Leave out any picture and return the remaining listing below exactly as given.

----------------

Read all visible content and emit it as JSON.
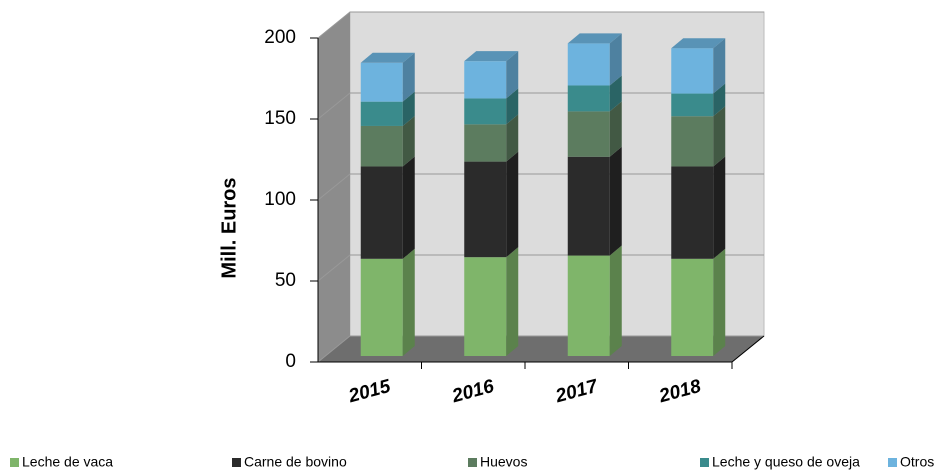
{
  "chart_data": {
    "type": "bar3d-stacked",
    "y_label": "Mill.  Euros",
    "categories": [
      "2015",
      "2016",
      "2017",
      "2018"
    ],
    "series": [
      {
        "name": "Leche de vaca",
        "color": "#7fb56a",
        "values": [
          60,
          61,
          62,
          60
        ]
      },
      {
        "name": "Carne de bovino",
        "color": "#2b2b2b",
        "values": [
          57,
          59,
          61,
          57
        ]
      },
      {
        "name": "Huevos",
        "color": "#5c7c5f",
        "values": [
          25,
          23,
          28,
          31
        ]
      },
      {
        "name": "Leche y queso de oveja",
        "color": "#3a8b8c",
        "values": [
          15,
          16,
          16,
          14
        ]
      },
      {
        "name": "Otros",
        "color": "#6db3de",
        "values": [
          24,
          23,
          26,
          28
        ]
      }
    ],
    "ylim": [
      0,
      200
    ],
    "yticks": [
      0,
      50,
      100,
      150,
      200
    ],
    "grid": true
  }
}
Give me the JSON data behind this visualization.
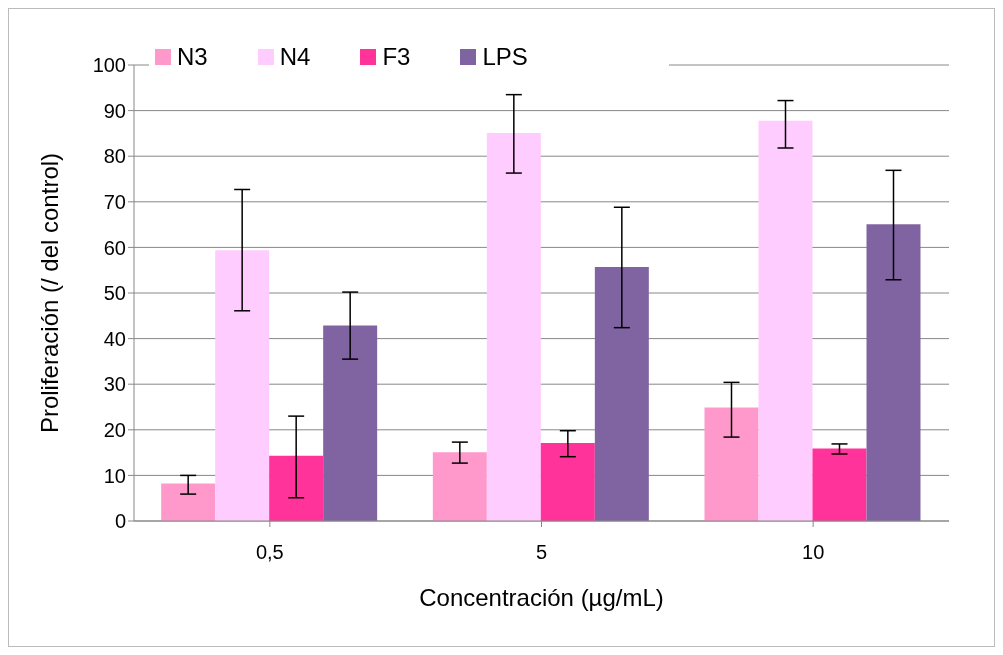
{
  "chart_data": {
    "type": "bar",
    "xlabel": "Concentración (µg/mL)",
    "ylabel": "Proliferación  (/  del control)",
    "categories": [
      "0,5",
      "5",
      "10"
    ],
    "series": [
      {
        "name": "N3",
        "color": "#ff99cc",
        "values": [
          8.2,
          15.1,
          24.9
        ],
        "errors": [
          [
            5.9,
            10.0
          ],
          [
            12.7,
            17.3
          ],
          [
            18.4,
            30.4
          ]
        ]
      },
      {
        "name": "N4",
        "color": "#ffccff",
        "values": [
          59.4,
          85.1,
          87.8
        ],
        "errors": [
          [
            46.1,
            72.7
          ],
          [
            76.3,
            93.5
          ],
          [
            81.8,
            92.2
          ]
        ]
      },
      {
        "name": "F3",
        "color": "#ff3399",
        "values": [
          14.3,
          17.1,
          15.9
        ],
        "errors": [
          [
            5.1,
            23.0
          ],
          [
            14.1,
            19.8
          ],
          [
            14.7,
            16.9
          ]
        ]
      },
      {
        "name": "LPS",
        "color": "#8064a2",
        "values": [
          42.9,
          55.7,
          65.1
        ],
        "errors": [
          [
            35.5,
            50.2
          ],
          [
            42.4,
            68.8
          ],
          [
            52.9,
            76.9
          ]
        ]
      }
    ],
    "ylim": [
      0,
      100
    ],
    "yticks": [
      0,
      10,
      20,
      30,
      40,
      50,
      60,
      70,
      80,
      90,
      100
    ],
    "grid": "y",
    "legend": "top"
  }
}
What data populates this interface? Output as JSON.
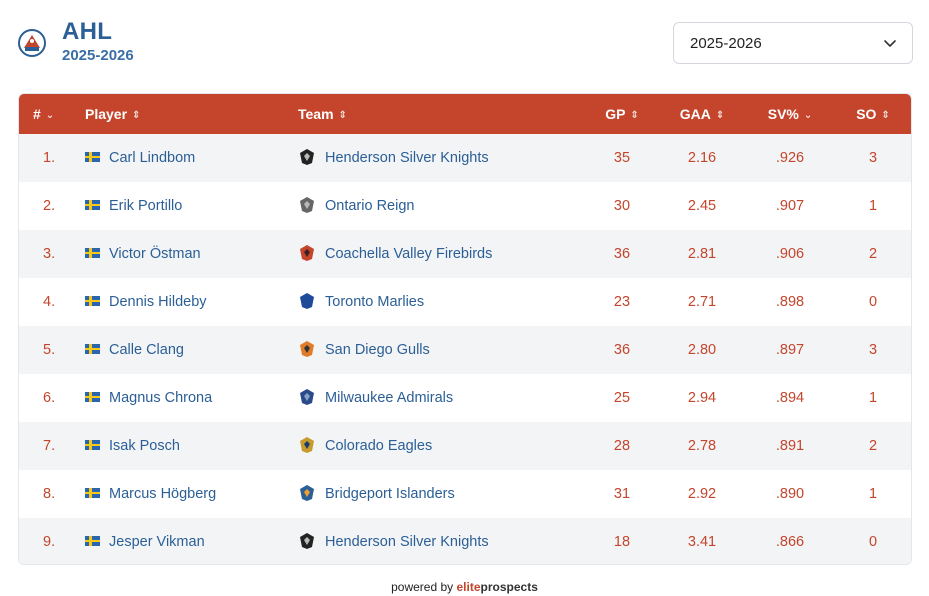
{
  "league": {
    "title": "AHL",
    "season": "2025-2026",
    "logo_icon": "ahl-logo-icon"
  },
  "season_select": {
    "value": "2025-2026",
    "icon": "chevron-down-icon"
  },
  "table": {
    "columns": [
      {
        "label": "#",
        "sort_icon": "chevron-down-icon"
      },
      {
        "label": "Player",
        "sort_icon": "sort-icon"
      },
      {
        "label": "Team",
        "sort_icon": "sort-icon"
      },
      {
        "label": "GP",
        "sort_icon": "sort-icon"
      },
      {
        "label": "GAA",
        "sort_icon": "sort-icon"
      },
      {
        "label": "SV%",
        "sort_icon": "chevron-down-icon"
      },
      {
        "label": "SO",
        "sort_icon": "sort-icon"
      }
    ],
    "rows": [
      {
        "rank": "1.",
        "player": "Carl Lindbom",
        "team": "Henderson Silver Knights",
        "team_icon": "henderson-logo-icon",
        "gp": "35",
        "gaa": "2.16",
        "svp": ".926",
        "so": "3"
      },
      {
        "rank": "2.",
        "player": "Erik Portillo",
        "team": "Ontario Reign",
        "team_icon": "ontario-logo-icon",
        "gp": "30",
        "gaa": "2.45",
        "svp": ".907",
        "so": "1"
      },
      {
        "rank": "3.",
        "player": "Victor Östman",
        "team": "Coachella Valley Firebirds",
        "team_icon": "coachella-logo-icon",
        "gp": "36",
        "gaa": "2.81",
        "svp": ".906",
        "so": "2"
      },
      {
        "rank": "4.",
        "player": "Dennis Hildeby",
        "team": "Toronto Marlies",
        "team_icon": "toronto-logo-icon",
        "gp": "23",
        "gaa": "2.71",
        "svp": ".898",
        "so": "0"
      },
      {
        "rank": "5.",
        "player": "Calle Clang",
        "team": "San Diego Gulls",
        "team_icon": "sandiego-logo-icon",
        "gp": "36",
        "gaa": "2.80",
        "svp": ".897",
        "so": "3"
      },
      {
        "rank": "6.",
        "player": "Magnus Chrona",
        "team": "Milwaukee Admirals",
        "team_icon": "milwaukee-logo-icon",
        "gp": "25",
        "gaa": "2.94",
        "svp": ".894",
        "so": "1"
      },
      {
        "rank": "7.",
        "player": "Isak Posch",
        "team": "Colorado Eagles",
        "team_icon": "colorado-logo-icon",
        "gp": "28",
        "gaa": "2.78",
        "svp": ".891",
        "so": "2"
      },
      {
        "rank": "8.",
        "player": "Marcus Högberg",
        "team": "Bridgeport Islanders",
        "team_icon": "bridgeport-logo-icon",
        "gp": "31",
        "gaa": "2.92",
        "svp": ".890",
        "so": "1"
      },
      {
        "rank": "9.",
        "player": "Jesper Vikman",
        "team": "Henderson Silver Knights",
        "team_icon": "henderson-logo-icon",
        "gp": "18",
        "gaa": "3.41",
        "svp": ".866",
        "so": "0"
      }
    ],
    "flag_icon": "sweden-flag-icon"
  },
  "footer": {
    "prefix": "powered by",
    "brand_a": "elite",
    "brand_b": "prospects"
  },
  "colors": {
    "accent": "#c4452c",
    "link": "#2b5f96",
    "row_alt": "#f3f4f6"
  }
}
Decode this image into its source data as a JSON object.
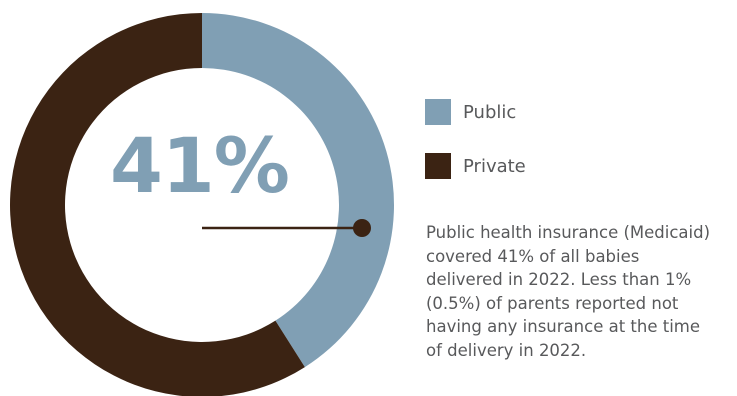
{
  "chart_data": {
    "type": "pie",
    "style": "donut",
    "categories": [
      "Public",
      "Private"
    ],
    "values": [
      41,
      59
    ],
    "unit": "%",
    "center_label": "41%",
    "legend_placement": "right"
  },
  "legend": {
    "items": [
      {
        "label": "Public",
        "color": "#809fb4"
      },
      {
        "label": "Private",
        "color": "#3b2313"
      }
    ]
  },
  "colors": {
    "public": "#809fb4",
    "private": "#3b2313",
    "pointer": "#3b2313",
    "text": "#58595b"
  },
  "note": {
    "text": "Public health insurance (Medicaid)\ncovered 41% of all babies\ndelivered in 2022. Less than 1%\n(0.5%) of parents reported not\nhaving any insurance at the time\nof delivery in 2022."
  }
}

----------------

- **SOLUTION BELOW**
Read all visible content and emit it as JSON.
{
  "chart_data": {
    "type": "bar3d-stacked",
    "y_label": "Mill.  Euros",
    "categories": [
      "2015",
      "2016",
      "2017",
      "2018"
    ],
    "series": [
      {
        "name": "Leche de vaca",
        "color": "#7fb56a",
        "values": [
          60,
          61,
          62,
          60
        ]
      },
      {
        "name": "Carne de bovino",
        "color": "#2b2b2b",
        "values": [
          57,
          59,
          61,
          57
        ]
      },
      {
        "name": "Huevos",
        "color": "#5c7c5f",
        "values": [
          25,
          23,
          28,
          31
        ]
      },
      {
        "name": "Leche y queso de oveja",
        "color": "#3a8b8c",
        "values": [
          15,
          16,
          16,
          14
        ]
      },
      {
        "name": "Otros",
        "color": "#6db3de",
        "values": [
          24,
          23,
          26,
          28
        ]
      }
    ],
    "ylim": [
      0,
      200
    ],
    "yticks": [
      0,
      50,
      100,
      150,
      200
    ],
    "grid": true
  }
}
Give me the JSON data behind this visualization.
{
  "chart_data": {
    "type": "bar",
    "xlabel": "Concentración (µg/mL)",
    "ylabel": "Proliferación  (/  del control)",
    "categories": [
      "0,5",
      "5",
      "10"
    ],
    "series": [
      {
        "name": "N3",
        "color": "#ff99cc",
        "values": [
          8.2,
          15.1,
          24.9
        ],
        "errors": [
          [
            5.9,
            10.0
          ],
          [
            12.7,
            17.3
          ],
          [
            18.4,
            30.4
          ]
        ]
      },
      {
        "name": "N4",
        "color": "#ffccff",
        "values": [
          59.4,
          85.1,
          87.8
        ],
        "errors": [
          [
            46.1,
            72.7
          ],
          [
            76.3,
            93.5
          ],
          [
            81.8,
            92.2
          ]
        ]
      },
      {
        "name": "F3",
        "color": "#ff3399",
        "values": [
          14.3,
          17.1,
          15.9
        ],
        "errors": [
          [
            5.1,
            23.0
          ],
          [
            14.1,
            19.8
          ],
          [
            14.7,
            16.9
          ]
        ]
      },
      {
        "name": "LPS",
        "color": "#8064a2",
        "values": [
          42.9,
          55.7,
          65.1
        ],
        "errors": [
          [
            35.5,
            50.2
          ],
          [
            42.4,
            68.8
          ],
          [
            52.9,
            76.9
          ]
        ]
      }
    ],
    "ylim": [
      0,
      100
    ],
    "yticks": [
      0,
      10,
      20,
      30,
      40,
      50,
      60,
      70,
      80,
      90,
      100
    ],
    "grid": "y",
    "legend": "top"
  }
}
What data populates this interface? Output as JSON.
{
  "league": {
    "title": "AHL",
    "season": "2025-2026",
    "logo_icon": "ahl-logo-icon"
  },
  "season_select": {
    "value": "2025-2026",
    "icon": "chevron-down-icon"
  },
  "table": {
    "columns": [
      {
        "label": "#",
        "sort_icon": "chevron-down-icon"
      },
      {
        "label": "Player",
        "sort_icon": "sort-icon"
      },
      {
        "label": "Team",
        "sort_icon": "sort-icon"
      },
      {
        "label": "GP",
        "sort_icon": "sort-icon"
      },
      {
        "label": "GAA",
        "sort_icon": "sort-icon"
      },
      {
        "label": "SV%",
        "sort_icon": "chevron-down-icon"
      },
      {
        "label": "SO",
        "sort_icon": "sort-icon"
      }
    ],
    "rows": [
      {
        "rank": "1.",
        "player": "Carl Lindbom",
        "team": "Henderson Silver Knights",
        "team_icon": "henderson-logo-icon",
        "gp": "35",
        "gaa": "2.16",
        "svp": ".926",
        "so": "3"
      },
      {
        "rank": "2.",
        "player": "Erik Portillo",
        "team": "Ontario Reign",
        "team_icon": "ontario-logo-icon",
        "gp": "30",
        "gaa": "2.45",
        "svp": ".907",
        "so": "1"
      },
      {
        "rank": "3.",
        "player": "Victor Östman",
        "team": "Coachella Valley Firebirds",
        "team_icon": "coachella-logo-icon",
        "gp": "36",
        "gaa": "2.81",
        "svp": ".906",
        "so": "2"
      },
      {
        "rank": "4.",
        "player": "Dennis Hildeby",
        "team": "Toronto Marlies",
        "team_icon": "toronto-logo-icon",
        "gp": "23",
        "gaa": "2.71",
        "svp": ".898",
        "so": "0"
      },
      {
        "rank": "5.",
        "player": "Calle Clang",
        "team": "San Diego Gulls",
        "team_icon": "sandiego-logo-icon",
        "gp": "36",
        "gaa": "2.80",
        "svp": ".897",
        "so": "3"
      },
      {
        "rank": "6.",
        "player": "Magnus Chrona",
        "team": "Milwaukee Admirals",
        "team_icon": "milwaukee-logo-icon",
        "gp": "25",
        "gaa": "2.94",
        "svp": ".894",
        "so": "1"
      },
      {
        "rank": "7.",
        "player": "Isak Posch",
        "team": "Colorado Eagles",
        "team_icon": "colorado-logo-icon",
        "gp": "28",
        "gaa": "2.78",
        "svp": ".891",
        "so": "2"
      },
      {
        "rank": "8.",
        "player": "Marcus Högberg",
        "team": "Bridgeport Islanders",
        "team_icon": "bridgeport-logo-icon",
        "gp": "31",
        "gaa": "2.92",
        "svp": ".890",
        "so": "1"
      },
      {
        "rank": "9.",
        "player": "Jesper Vikman",
        "team": "Henderson Silver Knights",
        "team_icon": "henderson-logo-icon",
        "gp": "18",
        "gaa": "3.41",
        "svp": ".866",
        "so": "0"
      }
    ],
    "flag_icon": "sweden-flag-icon"
  },
  "footer": {
    "prefix": "powered by",
    "brand_a": "elite",
    "brand_b": "prospects"
  },
  "colors": {
    "accent": "#c4452c",
    "link": "#2b5f96",
    "row_alt": "#f3f4f6"
  }
}
Decode this image into its source data as a JSON object.
{
  "chart_data": {
    "type": "pie",
    "style": "donut",
    "categories": [
      "Public",
      "Private"
    ],
    "values": [
      41,
      59
    ],
    "unit": "%",
    "center_label": "41%",
    "legend_placement": "right"
  },
  "legend": {
    "items": [
      {
        "label": "Public",
        "color": "#809fb4"
      },
      {
        "label": "Private",
        "color": "#3b2313"
      }
    ]
  },
  "colors": {
    "public": "#809fb4",
    "private": "#3b2313",
    "pointer": "#3b2313",
    "text": "#58595b"
  },
  "note": {
    "text": "Public health insurance (Medicaid)\ncovered 41% of all babies\ndelivered in 2022. Less than 1%\n(0.5%) of parents reported not\nhaving any insurance at the time\nof delivery in 2022."
  }
}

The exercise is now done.